Problem: Return each line that holds the word "title".

Entries with figure data:
---+---

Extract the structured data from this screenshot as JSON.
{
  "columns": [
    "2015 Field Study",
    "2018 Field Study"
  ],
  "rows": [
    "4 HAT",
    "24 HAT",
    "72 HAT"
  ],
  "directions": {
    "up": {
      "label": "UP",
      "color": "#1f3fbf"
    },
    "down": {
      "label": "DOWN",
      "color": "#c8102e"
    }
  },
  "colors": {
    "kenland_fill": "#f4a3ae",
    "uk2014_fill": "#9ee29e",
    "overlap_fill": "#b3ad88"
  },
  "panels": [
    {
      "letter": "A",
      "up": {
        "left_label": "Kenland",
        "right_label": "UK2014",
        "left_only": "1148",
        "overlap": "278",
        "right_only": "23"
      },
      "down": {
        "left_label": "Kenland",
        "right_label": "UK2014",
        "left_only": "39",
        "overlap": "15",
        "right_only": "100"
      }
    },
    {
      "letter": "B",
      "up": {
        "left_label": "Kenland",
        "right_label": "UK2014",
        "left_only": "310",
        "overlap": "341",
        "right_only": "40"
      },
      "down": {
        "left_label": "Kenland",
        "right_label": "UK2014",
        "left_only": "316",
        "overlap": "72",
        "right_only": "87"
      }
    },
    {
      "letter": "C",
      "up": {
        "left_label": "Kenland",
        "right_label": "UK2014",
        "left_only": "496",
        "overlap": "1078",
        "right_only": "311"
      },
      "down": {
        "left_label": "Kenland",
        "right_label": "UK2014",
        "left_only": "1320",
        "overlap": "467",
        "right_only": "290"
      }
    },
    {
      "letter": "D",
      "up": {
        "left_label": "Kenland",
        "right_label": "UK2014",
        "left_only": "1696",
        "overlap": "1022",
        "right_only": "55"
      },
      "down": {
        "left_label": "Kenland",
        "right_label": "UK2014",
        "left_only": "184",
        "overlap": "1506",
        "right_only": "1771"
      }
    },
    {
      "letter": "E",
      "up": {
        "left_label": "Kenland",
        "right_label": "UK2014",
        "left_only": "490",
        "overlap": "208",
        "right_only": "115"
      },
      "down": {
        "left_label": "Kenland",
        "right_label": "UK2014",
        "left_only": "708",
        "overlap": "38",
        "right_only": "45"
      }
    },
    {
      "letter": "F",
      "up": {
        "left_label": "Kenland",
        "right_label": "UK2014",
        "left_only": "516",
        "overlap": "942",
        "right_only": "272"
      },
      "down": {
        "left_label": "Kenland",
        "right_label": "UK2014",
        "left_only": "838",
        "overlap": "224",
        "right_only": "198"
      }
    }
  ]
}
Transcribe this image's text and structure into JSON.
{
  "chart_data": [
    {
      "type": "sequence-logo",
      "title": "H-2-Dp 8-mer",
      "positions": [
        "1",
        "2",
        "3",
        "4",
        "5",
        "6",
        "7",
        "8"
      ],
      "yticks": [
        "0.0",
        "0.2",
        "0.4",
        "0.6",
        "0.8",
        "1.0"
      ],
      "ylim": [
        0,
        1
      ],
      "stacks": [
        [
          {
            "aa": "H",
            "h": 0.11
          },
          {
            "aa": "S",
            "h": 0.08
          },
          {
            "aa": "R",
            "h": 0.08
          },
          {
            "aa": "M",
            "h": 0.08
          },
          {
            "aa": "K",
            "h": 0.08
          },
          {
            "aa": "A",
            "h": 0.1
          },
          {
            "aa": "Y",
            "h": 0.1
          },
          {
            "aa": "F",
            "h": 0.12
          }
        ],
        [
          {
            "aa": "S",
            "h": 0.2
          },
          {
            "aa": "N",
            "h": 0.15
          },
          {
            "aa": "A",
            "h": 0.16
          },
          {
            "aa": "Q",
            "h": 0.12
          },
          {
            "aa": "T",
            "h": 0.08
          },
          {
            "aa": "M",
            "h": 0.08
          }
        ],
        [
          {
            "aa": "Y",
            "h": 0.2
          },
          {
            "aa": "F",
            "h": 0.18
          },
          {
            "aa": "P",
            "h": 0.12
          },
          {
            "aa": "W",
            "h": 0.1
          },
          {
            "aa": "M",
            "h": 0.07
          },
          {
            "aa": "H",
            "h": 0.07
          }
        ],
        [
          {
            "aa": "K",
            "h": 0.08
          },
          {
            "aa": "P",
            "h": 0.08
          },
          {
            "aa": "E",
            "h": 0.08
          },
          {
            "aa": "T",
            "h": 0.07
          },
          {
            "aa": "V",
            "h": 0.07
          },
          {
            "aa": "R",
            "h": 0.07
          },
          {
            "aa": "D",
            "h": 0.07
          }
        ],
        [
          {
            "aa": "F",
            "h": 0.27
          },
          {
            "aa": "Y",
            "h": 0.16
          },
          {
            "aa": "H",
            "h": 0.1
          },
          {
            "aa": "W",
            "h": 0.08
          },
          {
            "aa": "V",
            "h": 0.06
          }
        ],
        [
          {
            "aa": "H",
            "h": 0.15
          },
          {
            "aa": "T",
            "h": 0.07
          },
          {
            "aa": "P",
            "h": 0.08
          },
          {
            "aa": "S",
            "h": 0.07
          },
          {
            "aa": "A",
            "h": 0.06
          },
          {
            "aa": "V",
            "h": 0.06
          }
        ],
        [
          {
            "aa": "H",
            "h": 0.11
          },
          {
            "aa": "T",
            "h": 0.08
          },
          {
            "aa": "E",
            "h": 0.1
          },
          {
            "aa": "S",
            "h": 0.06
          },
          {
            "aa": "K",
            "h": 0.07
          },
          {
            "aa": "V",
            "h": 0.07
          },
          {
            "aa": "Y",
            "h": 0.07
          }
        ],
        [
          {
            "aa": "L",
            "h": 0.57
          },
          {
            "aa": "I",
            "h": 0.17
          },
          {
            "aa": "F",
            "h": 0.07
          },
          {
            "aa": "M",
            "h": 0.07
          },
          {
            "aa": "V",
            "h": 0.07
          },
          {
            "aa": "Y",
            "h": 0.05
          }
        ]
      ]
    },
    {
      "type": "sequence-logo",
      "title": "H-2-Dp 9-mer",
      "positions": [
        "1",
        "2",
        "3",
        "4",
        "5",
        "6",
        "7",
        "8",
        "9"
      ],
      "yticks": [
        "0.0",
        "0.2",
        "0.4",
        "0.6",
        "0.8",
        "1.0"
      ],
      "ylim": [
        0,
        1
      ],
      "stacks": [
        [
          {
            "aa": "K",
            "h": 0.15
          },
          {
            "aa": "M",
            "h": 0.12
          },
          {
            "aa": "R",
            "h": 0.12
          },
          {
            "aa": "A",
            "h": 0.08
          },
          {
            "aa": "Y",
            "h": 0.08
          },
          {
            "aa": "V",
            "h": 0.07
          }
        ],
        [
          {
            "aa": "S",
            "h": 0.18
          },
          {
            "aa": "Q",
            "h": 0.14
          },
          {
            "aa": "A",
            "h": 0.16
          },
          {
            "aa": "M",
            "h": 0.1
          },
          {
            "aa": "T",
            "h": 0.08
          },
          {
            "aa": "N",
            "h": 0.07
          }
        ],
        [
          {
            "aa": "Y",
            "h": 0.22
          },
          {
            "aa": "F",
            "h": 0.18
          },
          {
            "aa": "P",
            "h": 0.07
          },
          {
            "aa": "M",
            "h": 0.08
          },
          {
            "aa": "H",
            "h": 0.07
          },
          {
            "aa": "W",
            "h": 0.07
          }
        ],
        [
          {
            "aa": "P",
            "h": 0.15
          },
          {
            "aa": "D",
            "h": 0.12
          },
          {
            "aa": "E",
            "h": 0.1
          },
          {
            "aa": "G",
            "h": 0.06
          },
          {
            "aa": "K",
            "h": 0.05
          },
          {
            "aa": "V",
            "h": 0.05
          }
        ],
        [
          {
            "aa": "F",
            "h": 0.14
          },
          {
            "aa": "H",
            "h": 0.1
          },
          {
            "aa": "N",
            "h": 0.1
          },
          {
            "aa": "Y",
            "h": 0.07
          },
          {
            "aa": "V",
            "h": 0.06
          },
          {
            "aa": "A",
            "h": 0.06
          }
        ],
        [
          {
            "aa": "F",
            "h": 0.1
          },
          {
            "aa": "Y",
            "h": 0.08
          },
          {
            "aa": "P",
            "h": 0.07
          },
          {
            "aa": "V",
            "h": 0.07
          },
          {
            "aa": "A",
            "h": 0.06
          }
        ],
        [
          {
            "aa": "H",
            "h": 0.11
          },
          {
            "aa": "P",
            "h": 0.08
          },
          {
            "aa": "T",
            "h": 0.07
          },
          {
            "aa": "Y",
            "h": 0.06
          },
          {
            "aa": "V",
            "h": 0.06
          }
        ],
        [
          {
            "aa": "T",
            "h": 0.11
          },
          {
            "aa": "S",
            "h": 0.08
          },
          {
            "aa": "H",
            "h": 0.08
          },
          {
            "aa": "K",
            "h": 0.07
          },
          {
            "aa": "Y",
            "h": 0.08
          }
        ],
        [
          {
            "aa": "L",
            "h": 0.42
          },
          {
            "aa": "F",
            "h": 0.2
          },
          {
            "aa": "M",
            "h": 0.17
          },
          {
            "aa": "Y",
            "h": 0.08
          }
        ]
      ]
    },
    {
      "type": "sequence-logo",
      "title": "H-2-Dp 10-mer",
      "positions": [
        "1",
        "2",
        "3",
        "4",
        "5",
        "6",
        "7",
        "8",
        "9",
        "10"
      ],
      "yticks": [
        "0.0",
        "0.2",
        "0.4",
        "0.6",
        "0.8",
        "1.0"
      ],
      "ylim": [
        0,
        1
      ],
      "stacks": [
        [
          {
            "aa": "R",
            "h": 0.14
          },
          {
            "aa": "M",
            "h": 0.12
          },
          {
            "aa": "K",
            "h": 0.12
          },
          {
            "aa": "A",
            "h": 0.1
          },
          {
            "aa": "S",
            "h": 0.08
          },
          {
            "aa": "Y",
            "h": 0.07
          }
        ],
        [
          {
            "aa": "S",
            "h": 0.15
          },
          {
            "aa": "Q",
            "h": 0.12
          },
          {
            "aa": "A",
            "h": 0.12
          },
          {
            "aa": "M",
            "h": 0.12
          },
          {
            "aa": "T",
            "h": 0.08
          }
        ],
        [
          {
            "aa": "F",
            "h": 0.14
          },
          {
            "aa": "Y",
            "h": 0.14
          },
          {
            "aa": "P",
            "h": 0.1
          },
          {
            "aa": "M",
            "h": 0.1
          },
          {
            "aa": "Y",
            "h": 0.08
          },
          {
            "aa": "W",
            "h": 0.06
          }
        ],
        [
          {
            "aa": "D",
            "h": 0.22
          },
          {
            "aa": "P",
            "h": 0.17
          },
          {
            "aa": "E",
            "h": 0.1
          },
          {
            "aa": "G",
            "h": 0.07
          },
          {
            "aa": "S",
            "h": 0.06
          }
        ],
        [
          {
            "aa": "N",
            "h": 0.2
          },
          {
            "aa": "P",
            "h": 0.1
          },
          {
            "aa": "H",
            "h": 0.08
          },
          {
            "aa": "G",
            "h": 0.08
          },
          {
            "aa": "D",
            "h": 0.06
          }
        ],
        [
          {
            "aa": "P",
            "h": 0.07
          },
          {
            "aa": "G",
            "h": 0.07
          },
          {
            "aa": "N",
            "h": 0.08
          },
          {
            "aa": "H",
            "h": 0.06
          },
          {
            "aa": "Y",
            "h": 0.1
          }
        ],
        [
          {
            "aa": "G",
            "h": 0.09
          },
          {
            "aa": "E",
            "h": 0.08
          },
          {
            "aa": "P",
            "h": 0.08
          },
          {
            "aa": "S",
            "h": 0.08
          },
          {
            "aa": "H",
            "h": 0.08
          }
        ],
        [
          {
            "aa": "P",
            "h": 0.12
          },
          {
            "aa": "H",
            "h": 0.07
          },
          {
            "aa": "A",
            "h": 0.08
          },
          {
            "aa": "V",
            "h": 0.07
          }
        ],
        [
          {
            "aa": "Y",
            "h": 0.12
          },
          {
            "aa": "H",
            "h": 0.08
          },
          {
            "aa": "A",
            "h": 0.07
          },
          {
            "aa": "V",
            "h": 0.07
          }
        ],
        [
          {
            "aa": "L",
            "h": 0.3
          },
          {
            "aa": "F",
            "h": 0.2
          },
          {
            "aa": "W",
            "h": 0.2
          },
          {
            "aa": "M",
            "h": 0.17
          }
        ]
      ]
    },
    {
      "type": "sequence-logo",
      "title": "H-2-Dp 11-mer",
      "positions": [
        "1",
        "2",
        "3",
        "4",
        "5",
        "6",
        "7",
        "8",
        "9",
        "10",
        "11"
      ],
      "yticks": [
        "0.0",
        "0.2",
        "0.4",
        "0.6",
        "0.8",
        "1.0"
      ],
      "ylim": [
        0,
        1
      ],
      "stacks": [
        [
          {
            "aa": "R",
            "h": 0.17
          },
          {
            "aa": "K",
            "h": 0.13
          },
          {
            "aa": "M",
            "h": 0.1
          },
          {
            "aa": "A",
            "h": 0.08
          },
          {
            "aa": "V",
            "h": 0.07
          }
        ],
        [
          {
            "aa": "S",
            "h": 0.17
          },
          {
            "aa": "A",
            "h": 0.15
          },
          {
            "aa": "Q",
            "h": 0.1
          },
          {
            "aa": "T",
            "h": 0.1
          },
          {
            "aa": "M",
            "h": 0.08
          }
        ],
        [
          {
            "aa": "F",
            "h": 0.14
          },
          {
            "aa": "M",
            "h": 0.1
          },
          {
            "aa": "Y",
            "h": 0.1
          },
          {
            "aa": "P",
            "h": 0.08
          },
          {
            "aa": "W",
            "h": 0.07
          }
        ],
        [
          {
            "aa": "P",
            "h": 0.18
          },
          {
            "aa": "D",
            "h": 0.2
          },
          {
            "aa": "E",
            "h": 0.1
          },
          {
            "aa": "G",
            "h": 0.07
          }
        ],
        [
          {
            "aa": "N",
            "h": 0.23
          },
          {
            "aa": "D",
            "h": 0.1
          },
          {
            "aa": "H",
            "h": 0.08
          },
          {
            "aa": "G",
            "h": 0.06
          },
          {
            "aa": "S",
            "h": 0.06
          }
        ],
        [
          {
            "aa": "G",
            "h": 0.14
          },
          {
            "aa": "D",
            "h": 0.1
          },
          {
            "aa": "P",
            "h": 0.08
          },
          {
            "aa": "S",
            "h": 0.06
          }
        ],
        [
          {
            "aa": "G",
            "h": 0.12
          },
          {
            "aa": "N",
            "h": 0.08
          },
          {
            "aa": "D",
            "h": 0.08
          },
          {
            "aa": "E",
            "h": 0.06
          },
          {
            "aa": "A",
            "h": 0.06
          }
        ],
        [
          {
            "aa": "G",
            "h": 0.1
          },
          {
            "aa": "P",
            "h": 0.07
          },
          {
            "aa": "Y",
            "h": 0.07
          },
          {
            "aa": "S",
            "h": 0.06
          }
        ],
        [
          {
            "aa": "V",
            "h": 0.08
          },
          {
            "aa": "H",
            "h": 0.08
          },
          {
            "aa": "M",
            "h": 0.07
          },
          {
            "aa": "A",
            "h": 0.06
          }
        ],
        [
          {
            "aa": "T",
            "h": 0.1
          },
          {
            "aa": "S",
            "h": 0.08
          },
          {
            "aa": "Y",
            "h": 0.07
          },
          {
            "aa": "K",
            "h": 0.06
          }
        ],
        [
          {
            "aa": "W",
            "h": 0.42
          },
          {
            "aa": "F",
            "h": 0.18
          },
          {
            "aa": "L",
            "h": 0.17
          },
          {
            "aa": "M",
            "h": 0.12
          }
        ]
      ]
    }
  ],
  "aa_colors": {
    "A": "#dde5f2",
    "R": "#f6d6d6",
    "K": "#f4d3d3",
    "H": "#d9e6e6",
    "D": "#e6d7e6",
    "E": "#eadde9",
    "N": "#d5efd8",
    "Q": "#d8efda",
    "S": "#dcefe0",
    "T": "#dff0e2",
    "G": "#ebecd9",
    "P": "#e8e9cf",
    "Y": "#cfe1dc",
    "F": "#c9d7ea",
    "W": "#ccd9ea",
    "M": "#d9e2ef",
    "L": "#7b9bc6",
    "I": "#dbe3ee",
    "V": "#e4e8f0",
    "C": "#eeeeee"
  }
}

---+---

Final result:
      "title": "H-2-Dp 8-mer",
      "title": "H-2-Dp 9-mer",
      "title": "H-2-Dp 10-mer",
      "title": "H-2-Dp 11-mer",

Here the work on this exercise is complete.